▶ Do this
Print the listing below exactly.

▶ Extracted data entries

###

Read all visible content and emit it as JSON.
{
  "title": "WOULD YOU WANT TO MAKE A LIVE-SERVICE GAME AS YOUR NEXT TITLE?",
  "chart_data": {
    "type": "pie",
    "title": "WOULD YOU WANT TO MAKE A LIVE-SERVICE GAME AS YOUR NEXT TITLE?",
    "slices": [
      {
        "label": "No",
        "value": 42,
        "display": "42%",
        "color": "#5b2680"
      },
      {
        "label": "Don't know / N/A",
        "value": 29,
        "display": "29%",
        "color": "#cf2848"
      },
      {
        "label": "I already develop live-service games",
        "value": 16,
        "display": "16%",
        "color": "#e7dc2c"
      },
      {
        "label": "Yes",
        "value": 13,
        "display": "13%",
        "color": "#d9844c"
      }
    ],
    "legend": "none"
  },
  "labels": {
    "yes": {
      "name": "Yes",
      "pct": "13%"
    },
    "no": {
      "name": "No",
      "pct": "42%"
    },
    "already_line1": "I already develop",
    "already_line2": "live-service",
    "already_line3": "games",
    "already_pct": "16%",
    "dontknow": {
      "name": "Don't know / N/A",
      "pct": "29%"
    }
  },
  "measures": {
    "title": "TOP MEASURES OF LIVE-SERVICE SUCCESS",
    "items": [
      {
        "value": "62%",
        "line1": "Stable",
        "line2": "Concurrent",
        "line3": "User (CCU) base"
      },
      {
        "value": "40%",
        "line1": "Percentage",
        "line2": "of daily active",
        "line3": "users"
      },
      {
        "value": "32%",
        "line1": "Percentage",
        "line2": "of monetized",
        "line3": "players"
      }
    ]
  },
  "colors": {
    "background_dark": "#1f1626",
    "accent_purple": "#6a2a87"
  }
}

###

▶ Task result
Read all visible content and emit it as JSON.
{
  "title": "WOULD YOU WANT TO MAKE A LIVE-SERVICE GAME AS YOUR NEXT TITLE?",
  "chart_data": {
    "type": "pie",
    "title": "WOULD YOU WANT TO MAKE A LIVE-SERVICE GAME AS YOUR NEXT TITLE?",
    "slices": [
      {
        "label": "No",
        "value": 42,
        "display": "42%",
        "color": "#5b2680"
      },
      {
        "label": "Don't know / N/A",
        "value": 29,
        "display": "29%",
        "color": "#cf2848"
      },
      {
        "label": "I already develop live-service games",
        "value": 16,
        "display": "16%",
        "color": "#e7dc2c"
      },
      {
        "label": "Yes",
        "value": 13,
        "display": "13%",
        "color": "#d9844c"
      }
    ],
    "legend": "none"
  },
  "labels": {
    "yes": {
      "name": "Yes",
      "pct": "13%"
    },
    "no": {
      "name": "No",
      "pct": "42%"
    },
    "already_line1": "I already develop",
    "already_line2": "live-service",
    "already_line3": "games",
    "already_pct": "16%",
    "dontknow": {
      "name": "Don't know / N/A",
      "pct": "29%"
    }
  },
  "measures": {
    "title": "TOP MEASURES OF LIVE-SERVICE SUCCESS",
    "items": [
      {
        "value": "62%",
        "line1": "Stable",
        "line2": "Concurrent",
        "line3": "User (CCU) base"
      },
      {
        "value": "40%",
        "line1": "Percentage",
        "line2": "of daily active",
        "line3": "users"
      },
      {
        "value": "32%",
        "line1": "Percentage",
        "line2": "of monetized",
        "line3": "players"
      }
    ]
  },
  "colors": {
    "background_dark": "#1f1626",
    "accent_purple": "#6a2a87"
  }
}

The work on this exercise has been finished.